Exercise requirements ->
Repeat the records word for word, excluding any picture.
+-------+
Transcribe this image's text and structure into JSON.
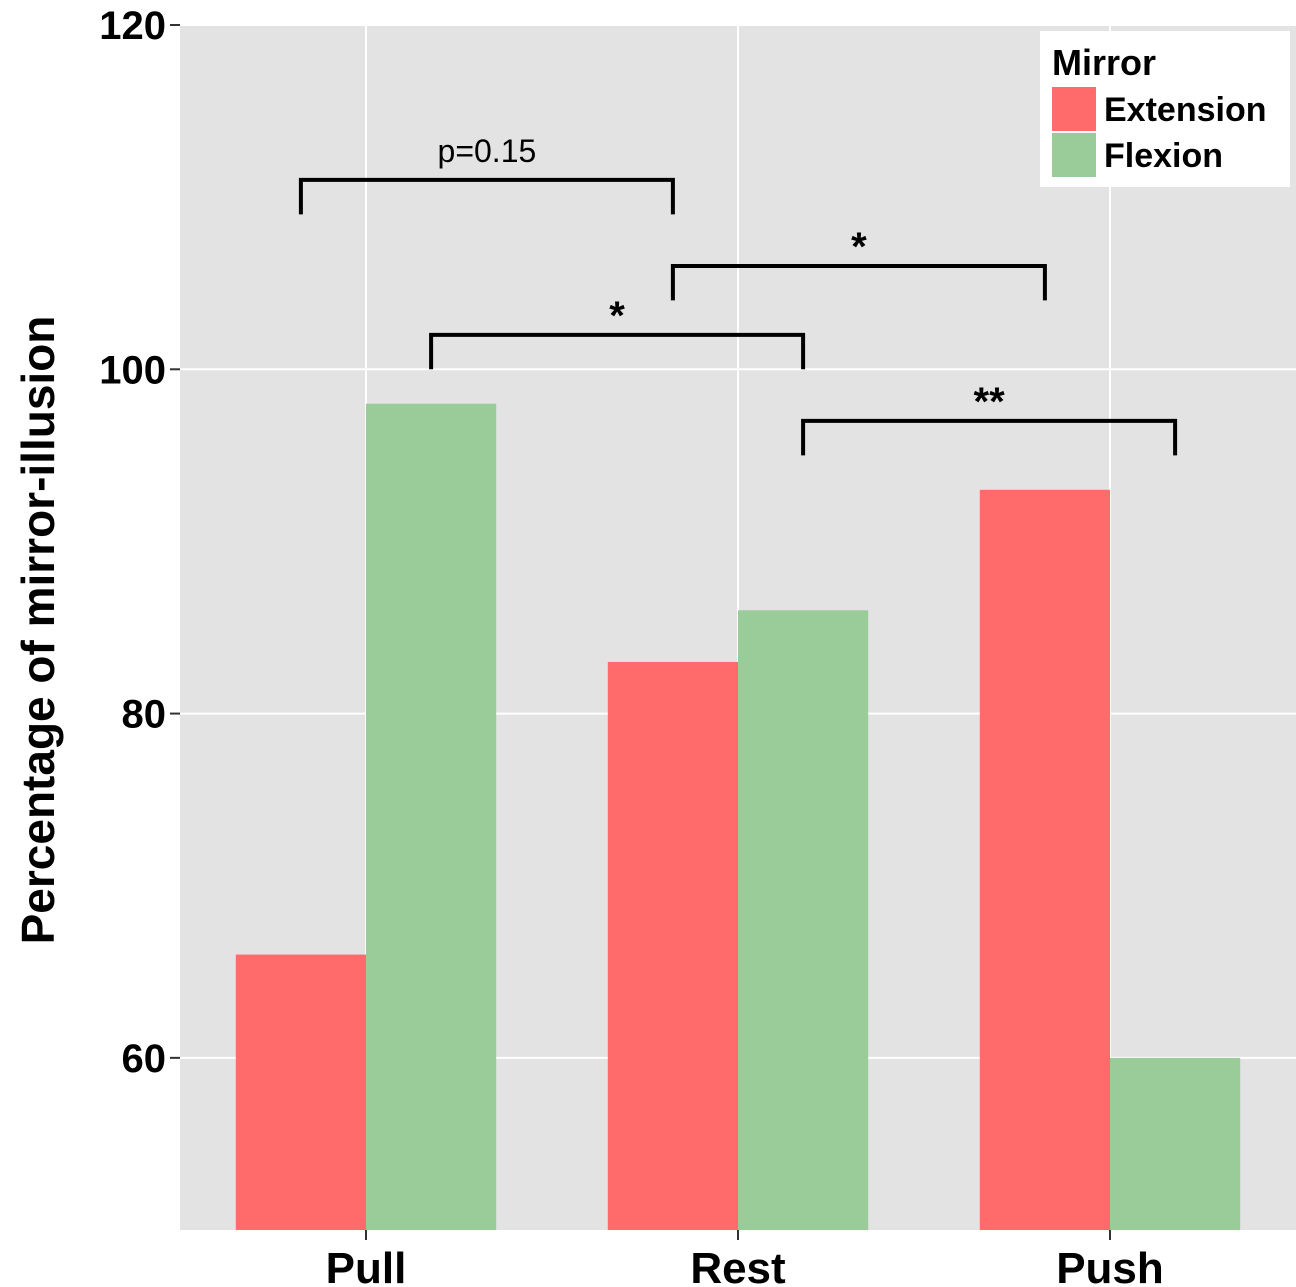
{
  "chart_data": {
    "type": "bar",
    "categories": [
      "Pull",
      "Rest",
      "Push"
    ],
    "series": [
      {
        "name": "Extension",
        "color": "#ff6b6b",
        "values": [
          66,
          83,
          93
        ]
      },
      {
        "name": "Flexion",
        "color": "#99cc99",
        "values": [
          98,
          86,
          60
        ]
      }
    ],
    "ylabel": "Percentage of mirror-illusion",
    "xlabel": "",
    "ylim": [
      50,
      120
    ],
    "yticks": [
      60,
      80,
      100,
      120
    ],
    "grid": true,
    "legend": {
      "title": "Mirror",
      "placement": "top-right"
    },
    "annotations": [
      {
        "label": "p=0.15",
        "from": {
          "category": "Pull",
          "series": "Extension"
        },
        "to": {
          "category": "Rest",
          "series": "Extension"
        },
        "y": 111,
        "tick_depth": 2,
        "style": "normal"
      },
      {
        "label": "*",
        "from": {
          "category": "Rest",
          "series": "Extension"
        },
        "to": {
          "category": "Push",
          "series": "Extension"
        },
        "y": 106,
        "tick_depth": 2,
        "style": "bold"
      },
      {
        "label": "*",
        "from": {
          "category": "Pull",
          "series": "Flexion"
        },
        "to": {
          "category": "Rest",
          "series": "Flexion"
        },
        "y": 102,
        "tick_depth": 2,
        "style": "bold"
      },
      {
        "label": "**",
        "from": {
          "category": "Rest",
          "series": "Flexion"
        },
        "to": {
          "category": "Push",
          "series": "Flexion"
        },
        "y": 97,
        "tick_depth": 2,
        "style": "bold"
      }
    ]
  }
}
+-------+
Exercise result ->
Transcribe this image's text and structure into JSON.
{
  "chart_data": {
    "type": "bar",
    "categories": [
      "Pull",
      "Rest",
      "Push"
    ],
    "series": [
      {
        "name": "Extension",
        "color": "#ff6b6b",
        "values": [
          66,
          83,
          93
        ]
      },
      {
        "name": "Flexion",
        "color": "#99cc99",
        "values": [
          98,
          86,
          60
        ]
      }
    ],
    "ylabel": "Percentage of mirror-illusion",
    "xlabel": "",
    "ylim": [
      50,
      120
    ],
    "yticks": [
      60,
      80,
      100,
      120
    ],
    "grid": true,
    "legend": {
      "title": "Mirror",
      "placement": "top-right"
    },
    "annotations": [
      {
        "label": "p=0.15",
        "from": {
          "category": "Pull",
          "series": "Extension"
        },
        "to": {
          "category": "Rest",
          "series": "Extension"
        },
        "y": 111,
        "tick_depth": 2,
        "style": "normal"
      },
      {
        "label": "*",
        "from": {
          "category": "Rest",
          "series": "Extension"
        },
        "to": {
          "category": "Push",
          "series": "Extension"
        },
        "y": 106,
        "tick_depth": 2,
        "style": "bold"
      },
      {
        "label": "*",
        "from": {
          "category": "Pull",
          "series": "Flexion"
        },
        "to": {
          "category": "Rest",
          "series": "Flexion"
        },
        "y": 102,
        "tick_depth": 2,
        "style": "bold"
      },
      {
        "label": "**",
        "from": {
          "category": "Rest",
          "series": "Flexion"
        },
        "to": {
          "category": "Push",
          "series": "Flexion"
        },
        "y": 97,
        "tick_depth": 2,
        "style": "bold"
      }
    ]
  }
}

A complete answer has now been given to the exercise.